▶ [Required task]
Please arrange the lines of the listing below as a numbered list, running from the line holding "legend-item-italia: Italia: [598, 179, 715, 203]" through the line holding "legend-swatch: [598, 210, 607, 220]", both included. Leave out any blank lines.

--- Begin ---

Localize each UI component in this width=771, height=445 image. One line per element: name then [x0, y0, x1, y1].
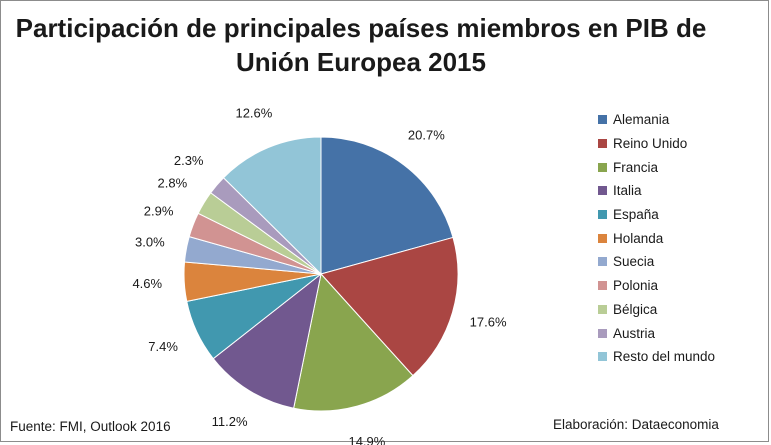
legend-item-italia: Italia: [598, 179, 715, 203]
legend-label: Reino Unido: [613, 136, 688, 152]
source-note: Fuente: FMI, Outlook 2016: [10, 419, 171, 434]
data-label-alemania: 20.7%: [408, 128, 445, 143]
chart-title-line2: Unión Europea 2015: [236, 47, 486, 77]
legend-swatch: [598, 257, 607, 267]
legend-item-polonia: Polonia: [598, 274, 715, 298]
legend-swatch: [598, 328, 607, 338]
data-label-bélgica: 2.8%: [158, 176, 188, 191]
legend-label: Resto del mundo: [613, 349, 716, 365]
legend-item-bélgica: Bélgica: [598, 298, 715, 322]
legend-swatch: [598, 115, 607, 125]
credit-note: Elaboración: Dataeconomia: [553, 417, 719, 432]
legend-item-españa: España: [598, 203, 715, 227]
data-label-holanda: 4.6%: [132, 276, 162, 291]
legend-item-holanda: Holanda: [598, 226, 715, 250]
legend-item-reino-unido: Reino Unido: [598, 132, 715, 156]
pie-slice-francia: [293, 272, 414, 412]
legend-item-alemania: Alemania: [598, 108, 715, 132]
legend-item-austria: Austria: [598, 321, 715, 345]
data-label-resto-del-mundo: 12.6%: [235, 105, 272, 120]
legend-swatch: [598, 352, 607, 362]
data-label-españa: 7.4%: [148, 339, 178, 354]
chart-title-line1: Participación de principales países miem…: [15, 13, 707, 43]
legend-label: Suecia: [613, 254, 655, 270]
data-label-italia: 11.2%: [212, 414, 248, 429]
data-label-francia: 14.9%: [348, 434, 385, 445]
legend-swatch: [598, 139, 607, 149]
legend-swatch: [598, 210, 607, 220]
legend-item-suecia: Suecia: [598, 250, 715, 274]
chart-title: Participación de principales países miem…: [1, 11, 721, 79]
legend-label: Italia: [613, 183, 642, 199]
data-label-suecia: 3.0%: [135, 234, 165, 249]
data-label-austria: 2.3%: [174, 153, 204, 168]
pie-slice-alemania: [320, 136, 454, 275]
legend-label: Austria: [613, 325, 656, 341]
data-label-polonia: 2.9%: [144, 203, 174, 218]
pie-slice-italia: [212, 272, 322, 409]
legend-label: Francia: [613, 159, 659, 175]
legend-label: España: [613, 207, 659, 223]
legend-item-resto-del-mundo: Resto del mundo: [598, 345, 715, 369]
pie-chart: 20.7% 17.6% 14.9% 11.2% 7.4% 4.6% 3.0% 2.9% 2.8%…: [132, 105, 507, 445]
legend-item-francia: Francia: [598, 155, 715, 179]
legend-label: Bélgica: [613, 301, 658, 317]
pie-slice-reino-unido: [320, 236, 459, 377]
legend-label: Alemania: [613, 112, 670, 128]
legend-swatch: [598, 304, 607, 314]
legend-swatch: [598, 162, 607, 172]
legend-label: Holanda: [613, 230, 664, 246]
pie-slice-resto-del-mundo: [222, 136, 322, 276]
chart-legend: Alemania Reino Unido Francia Italia España Ho…: [598, 108, 715, 369]
legend-swatch: [598, 281, 607, 291]
data-label-reino-unido: 17.6%: [470, 315, 507, 330]
legend-label: Polonia: [613, 278, 659, 294]
legend-swatch: [598, 186, 607, 196]
legend-swatch: [598, 233, 607, 243]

--- End ---

▶ [Solution to this exercise]
1. legend-item-italia: Italia: [598, 179, 715, 203]
2. legend-label: Reino Unido: [613, 136, 688, 152]
3. source-note: Fuente: FMI, Outlook 2016: [10, 419, 171, 434]
4. data-label-alemania: 20.7%: [408, 128, 445, 143]
5. chart-title-line2: Unión Europea 2015: [236, 47, 486, 77]
6. legend-swatch: [598, 257, 607, 267]
7. legend-item-polonia: Polonia: [598, 274, 715, 298]
8. legend-swatch: [598, 328, 607, 338]
9. data-label-bélgica: 2.8%: [158, 176, 188, 191]
10. legend-label: Resto del mundo: [613, 349, 716, 365]
11. legend-item-bélgica: Bélgica: [598, 298, 715, 322]
12. legend-swatch: [598, 115, 607, 125]
13. credit-note: Elaboración: Dataeconomia: [553, 417, 719, 432]
14. legend-item-españa: España: [598, 203, 715, 227]
15. data-label-holanda: 4.6%: [132, 276, 162, 291]
16. legend-item-holanda: Holanda: [598, 226, 715, 250]
17. legend-item-reino-unido: Reino Unido: [598, 132, 715, 156]
18. pie-slice-francia: [293, 272, 414, 412]
19. legend-item-alemania: Alemania: [598, 108, 715, 132]
20. legend-item-austria: Austria: [598, 321, 715, 345]
21. data-label-resto-del-mundo: 12.6%: [235, 105, 272, 120]
22. legend-swatch: [598, 352, 607, 362]
23. data-label-españa: 7.4%: [148, 339, 178, 354]
24. chart-title-line1: Participación de principales países miem…: [15, 13, 707, 43]
25. legend-label: Suecia: [613, 254, 655, 270]
26. data-label-italia: 11.2%: [212, 414, 248, 429]
27. data-label-francia: 14.9%: [348, 434, 385, 445]
28. legend-swatch: [598, 139, 607, 149]
29. legend-swatch: [598, 210, 607, 220]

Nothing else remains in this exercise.